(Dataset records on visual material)
━━━━
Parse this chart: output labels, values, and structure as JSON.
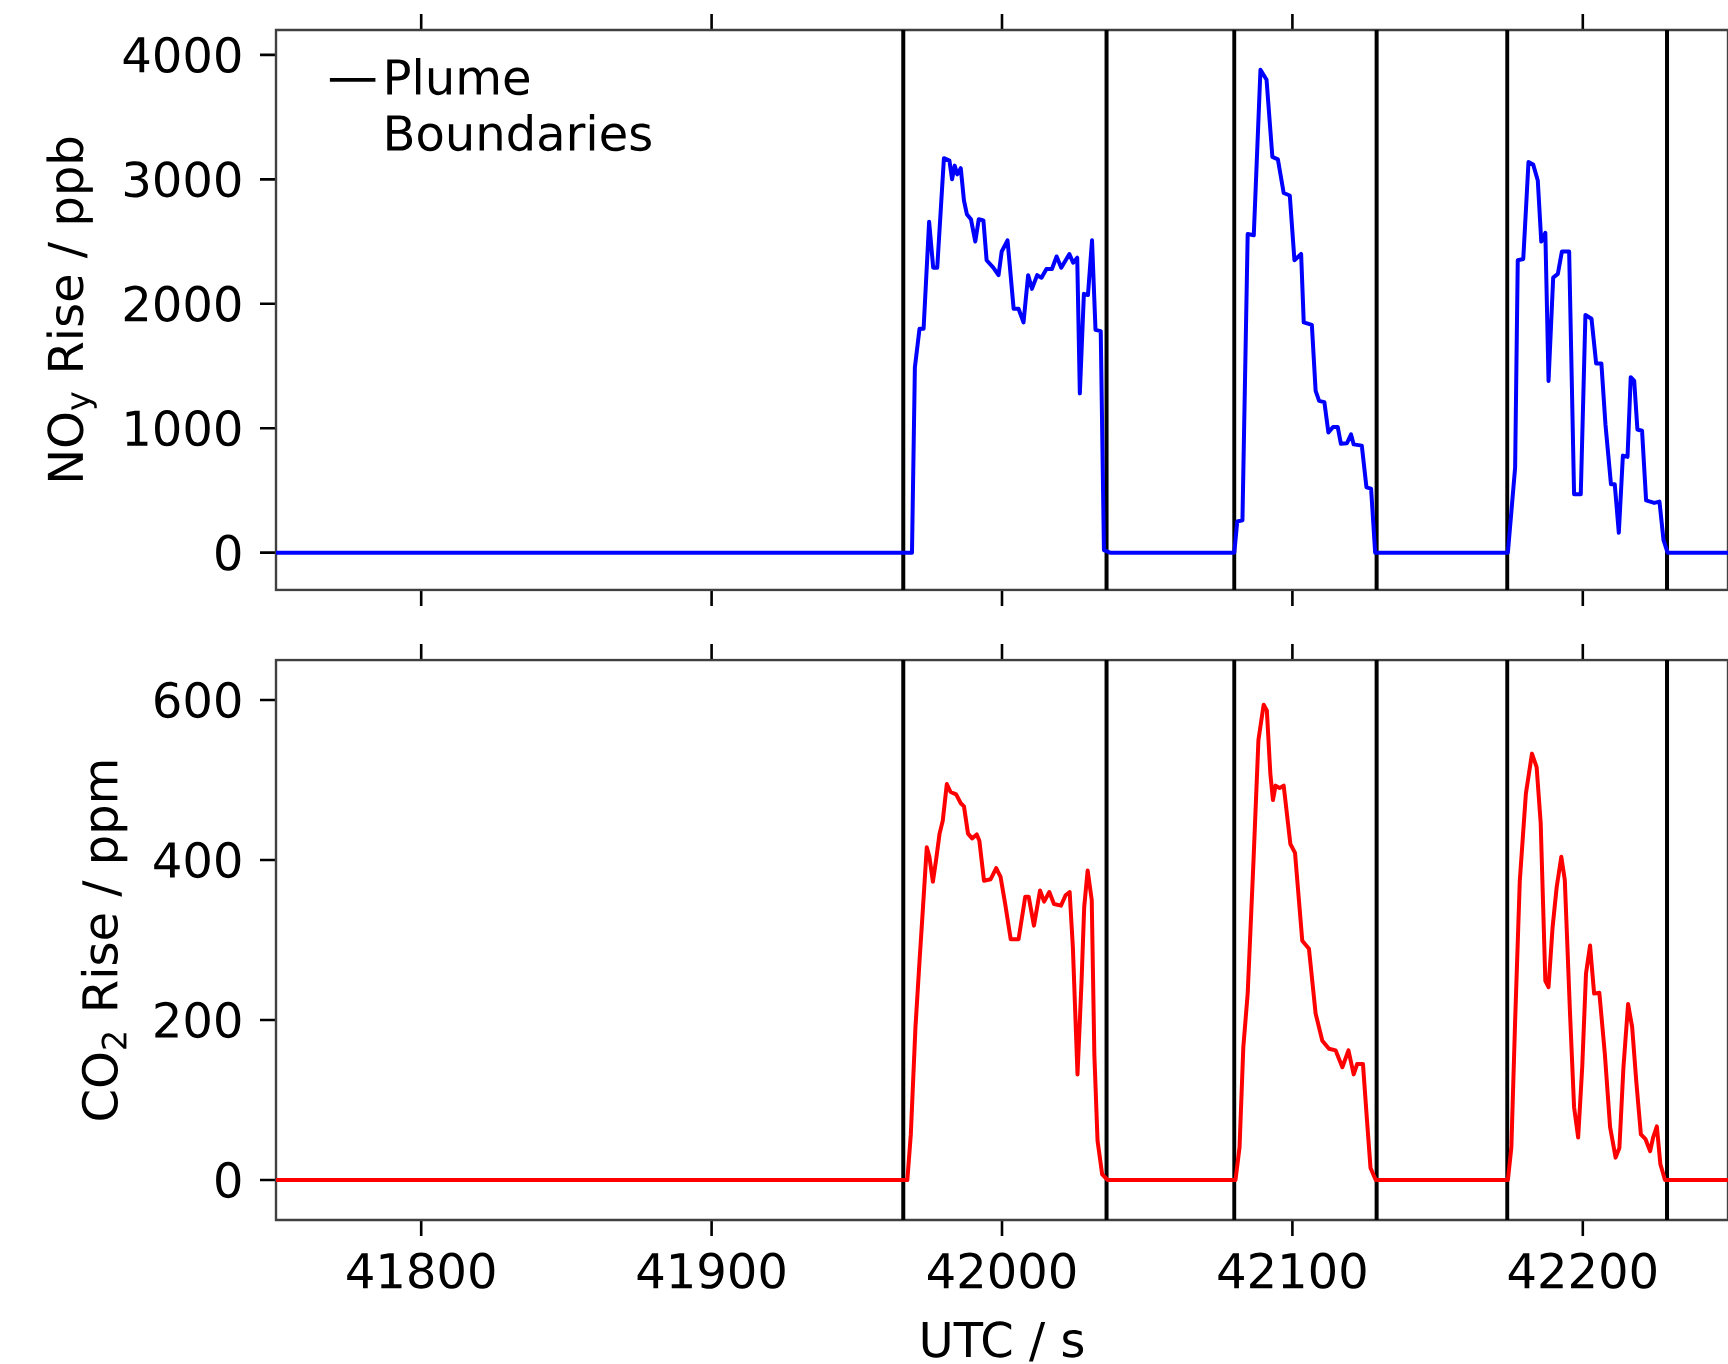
{
  "chart_data": [
    {
      "type": "line",
      "ylabel": "NO$_{y}$ Rise / ppb",
      "xlim": [
        41750,
        42250
      ],
      "ylim": [
        -300,
        4200
      ],
      "xticks": [
        41800,
        41900,
        42000,
        42100,
        42200
      ],
      "yticks": [
        0,
        1000,
        2000,
        3000,
        4000
      ],
      "tick_labels": "y",
      "legend": "top left",
      "series": [
        {
          "color": "#0000ff",
          "x": [
            41750,
            41969,
            41970,
            41971.6,
            41973,
            41974.9,
            41976.3,
            41977.7,
            41980,
            41981.9,
            41982.8,
            41983.7,
            41984.6,
            41985.8,
            41986.9,
            41987.9,
            41989.3,
            41990.8,
            41992,
            41993.6,
            41994.7,
            41997,
            41998.8,
            41999.9,
            42001.9,
            42004,
            42005.7,
            42007.4,
            42009,
            42010.3,
            42012.1,
            42013.6,
            42015.3,
            42017.2,
            42018.8,
            42020.4,
            42023.2,
            42024.5,
            42025.9,
            42026.8,
            42028.2,
            42029.6,
            42031,
            42032.2,
            42034,
            42035.1,
            42037.2,
            42080,
            42081,
            42082.8,
            42084.6,
            42086.7,
            42089,
            42091.1,
            42093.1,
            42095,
            42097,
            42099.1,
            42100.7,
            42103,
            42103.9,
            42106.7,
            42108,
            42109.2,
            42111,
            42112.4,
            42114,
            42115.6,
            42116.7,
            42118.8,
            42120.2,
            42121.1,
            42123.9,
            42125.5,
            42127.1,
            42128.5,
            42174.2,
            42176.7,
            42177.6,
            42179.5,
            42181.3,
            42182.9,
            42184.5,
            42185.7,
            42187.1,
            42188.2,
            42189.8,
            42191.4,
            42192.8,
            42195.3,
            42197,
            42199.3,
            42200.9,
            42203,
            42204.6,
            42206.4,
            42207.8,
            42209.7,
            42211,
            42212.4,
            42213.8,
            42215.4,
            42216.5,
            42217.7,
            42218.8,
            42220.4,
            42221.8,
            42224.6,
            42226.4,
            42227.8,
            42229.2,
            42250
          ],
          "values": [
            0,
            0,
            1490,
            1800,
            1800,
            2660,
            2290,
            2290,
            3170,
            3150,
            3000,
            3110,
            3040,
            3090,
            2830,
            2720,
            2680,
            2500,
            2680,
            2670,
            2350,
            2290,
            2230,
            2420,
            2510,
            1960,
            1960,
            1850,
            2230,
            2120,
            2230,
            2210,
            2280,
            2280,
            2380,
            2290,
            2400,
            2330,
            2370,
            1280,
            2080,
            2070,
            2510,
            1790,
            1780,
            20,
            0,
            0,
            250,
            260,
            2560,
            2550,
            3880,
            3800,
            3180,
            3160,
            2890,
            2870,
            2350,
            2400,
            1850,
            1830,
            1300,
            1220,
            1210,
            965,
            1010,
            1010,
            875,
            880,
            950,
            870,
            860,
            525,
            515,
            0,
            0,
            685,
            2350,
            2360,
            3140,
            3120,
            2990,
            2500,
            2570,
            1380,
            2210,
            2240,
            2420,
            2420,
            470,
            470,
            1910,
            1880,
            1520,
            1520,
            1030,
            550,
            550,
            160,
            780,
            770,
            1410,
            1380,
            990,
            980,
            420,
            400,
            410,
            100,
            0,
            0
          ]
        }
      ],
      "ref_lines": [
        {
          "axis": "x",
          "value": 41966,
          "color": "#000000",
          "label": "Plume Boundaries"
        },
        {
          "axis": "x",
          "value": 42036,
          "color": "#000000"
        },
        {
          "axis": "x",
          "value": 42080,
          "color": "#000000"
        },
        {
          "axis": "x",
          "value": 42129,
          "color": "#000000"
        },
        {
          "axis": "x",
          "value": 42174,
          "color": "#000000"
        },
        {
          "axis": "x",
          "value": 42229,
          "color": "#000000"
        }
      ]
    },
    {
      "type": "line",
      "xlabel": "UTC / s",
      "ylabel": "CO$_{2}$ Rise / ppm",
      "xlim": [
        41750,
        42250
      ],
      "ylim": [
        -50,
        650
      ],
      "xticks": [
        41800,
        41900,
        42000,
        42100,
        42200
      ],
      "yticks": [
        0,
        200,
        400,
        600
      ],
      "series": [
        {
          "color": "#ff0000",
          "x": [
            41750,
            41967.4,
            41968.6,
            41970.2,
            41971.6,
            41972.8,
            41974.1,
            41975,
            41976.2,
            41977.3,
            41978.5,
            41979.6,
            41981,
            41982.3,
            41984.2,
            41985.8,
            41986.9,
            41988.3,
            41989.7,
            41991.3,
            41992.2,
            41993.8,
            41996.1,
            41998,
            41999.5,
            42001.1,
            42003,
            42005.7,
            42008,
            42009.2,
            42011,
            42013.1,
            42014.5,
            42016.3,
            42017.9,
            42020.3,
            42021.9,
            42023.3,
            42024.4,
            42026,
            42027.4,
            42028.3,
            42029.5,
            42030.9,
            42031.8,
            42032.9,
            42034.5,
            42036.4,
            42080.4,
            42081.8,
            42083.1,
            42084.6,
            42086.6,
            42088.3,
            42090.1,
            42091.2,
            42092.4,
            42093.3,
            42094.2,
            42095.6,
            42097,
            42099.3,
            42100.9,
            42103.4,
            42105.7,
            42108,
            42110.3,
            42112.6,
            42114.9,
            42117.2,
            42119.3,
            42121.1,
            42122.3,
            42124.3,
            42125.7,
            42126.9,
            42128.7,
            42174.2,
            42175.4,
            42176.7,
            42178.3,
            42180.4,
            42182.5,
            42184.1,
            42185.5,
            42187.1,
            42188.2,
            42189.6,
            42191,
            42192.6,
            42193.8,
            42195.6,
            42197,
            42198.4,
            42199.8,
            42201.1,
            42202.5,
            42203.9,
            42205.7,
            42207.6,
            42209.4,
            42211.3,
            42212.6,
            42214,
            42215.6,
            42217,
            42218.4,
            42220,
            42221.6,
            42223.2,
            42224.2,
            42225.5,
            42226.7,
            42228.3,
            42250
          ],
          "values": [
            0,
            0,
            57,
            191,
            274,
            341,
            416,
            404,
            373,
            400,
            433,
            449,
            495,
            485,
            482,
            471,
            467,
            433,
            427,
            432,
            424,
            374,
            376,
            390,
            379,
            345,
            301,
            301,
            354,
            354,
            318,
            362,
            348,
            360,
            345,
            343,
            356,
            360,
            291,
            132,
            249,
            341,
            387,
            350,
            157,
            49,
            7,
            0,
            0,
            41,
            166,
            233,
            399,
            550,
            594,
            587,
            508,
            475,
            493,
            490,
            493,
            420,
            409,
            299,
            289,
            208,
            174,
            164,
            162,
            141,
            162,
            132,
            145,
            145,
            74,
            15,
            0,
            0,
            41,
            199,
            374,
            483,
            533,
            516,
            446,
            249,
            241,
            316,
            366,
            404,
            375,
            208,
            91,
            53,
            141,
            258,
            293,
            233,
            234,
            157,
            66,
            28,
            40,
            141,
            220,
            191,
            124,
            57,
            51,
            36,
            53,
            67,
            20,
            0,
            0
          ]
        }
      ],
      "ref_lines": [
        {
          "axis": "x",
          "value": 41966,
          "color": "#000000"
        },
        {
          "axis": "x",
          "value": 42036,
          "color": "#000000"
        },
        {
          "axis": "x",
          "value": 42080,
          "color": "#000000"
        },
        {
          "axis": "x",
          "value": 42129,
          "color": "#000000"
        },
        {
          "axis": "x",
          "value": 42174,
          "color": "#000000"
        },
        {
          "axis": "x",
          "value": 42229,
          "color": "#000000"
        }
      ]
    }
  ]
}
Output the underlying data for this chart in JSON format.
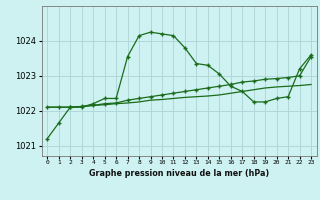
{
  "title": "Graphe pression niveau de la mer (hPa)",
  "background_color": "#cef2f2",
  "grid_color": "#b0d8d8",
  "line_color": "#1a6b1a",
  "x_labels": [
    "0",
    "1",
    "2",
    "3",
    "4",
    "5",
    "6",
    "7",
    "8",
    "9",
    "10",
    "11",
    "12",
    "13",
    "14",
    "15",
    "16",
    "17",
    "18",
    "19",
    "20",
    "21",
    "22",
    "23"
  ],
  "ylim": [
    1020.7,
    1025.0
  ],
  "yticks": [
    1021,
    1022,
    1023,
    1024
  ],
  "series1": [
    1021.2,
    1021.65,
    1022.1,
    1022.1,
    1022.2,
    1022.35,
    1022.35,
    1023.55,
    1024.15,
    1024.25,
    1024.2,
    1024.15,
    1023.8,
    1023.35,
    1023.3,
    1023.05,
    1022.7,
    1022.55,
    1022.25,
    1022.25,
    1022.35,
    1022.4,
    1023.2,
    1023.6
  ],
  "series2": [
    1022.1,
    1022.1,
    1022.1,
    1022.12,
    1022.15,
    1022.17,
    1022.2,
    1022.22,
    1022.25,
    1022.3,
    1022.32,
    1022.35,
    1022.38,
    1022.4,
    1022.42,
    1022.45,
    1022.5,
    1022.55,
    1022.6,
    1022.65,
    1022.68,
    1022.7,
    1022.72,
    1022.75
  ],
  "series3": [
    1022.1,
    1022.1,
    1022.1,
    1022.12,
    1022.15,
    1022.2,
    1022.22,
    1022.3,
    1022.35,
    1022.4,
    1022.45,
    1022.5,
    1022.55,
    1022.6,
    1022.65,
    1022.7,
    1022.75,
    1022.82,
    1022.85,
    1022.9,
    1022.92,
    1022.95,
    1023.0,
    1023.55
  ]
}
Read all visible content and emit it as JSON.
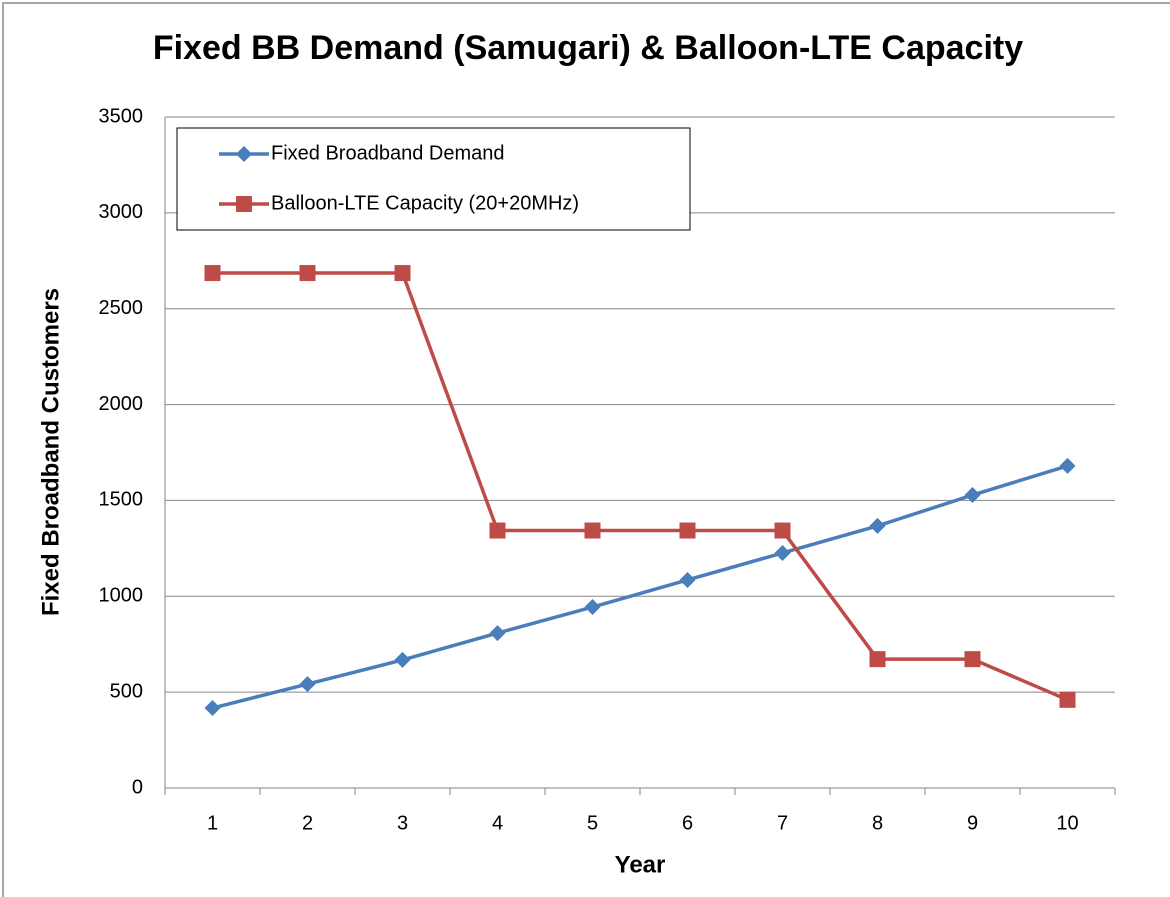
{
  "chart_data": {
    "type": "line",
    "title": "Fixed BB Demand (Samugari) & Balloon-LTE Capacity",
    "xlabel": "Year",
    "ylabel": "Fixed Broadband Customers",
    "categories": [
      "1",
      "2",
      "3",
      "4",
      "5",
      "6",
      "7",
      "8",
      "9",
      "10"
    ],
    "series": [
      {
        "name": "Fixed Broadband Demand",
        "color": "#4a7ebb",
        "marker": "diamond",
        "values": [
          417,
          542,
          668,
          808,
          944,
          1085,
          1226,
          1367,
          1528,
          1680
        ]
      },
      {
        "name": "Balloon-LTE Capacity (20+20MHz)",
        "color": "#be4b48",
        "marker": "square",
        "values": [
          2686,
          2686,
          2686,
          1343,
          1343,
          1343,
          1343,
          672,
          672,
          460
        ]
      }
    ],
    "ylim": [
      0,
      3500
    ],
    "yticks": [
      0,
      500,
      1000,
      1500,
      2000,
      2500,
      3000,
      3500
    ],
    "grid": true,
    "legend": "upper left"
  }
}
━━━━
What you are asked to do> Gather each line of the listing containing the word "Broadband" and show it.

Finished answer>
    "ylabel": "Fixed Broadband Customers",
        "name": "Fixed Broadband Demand",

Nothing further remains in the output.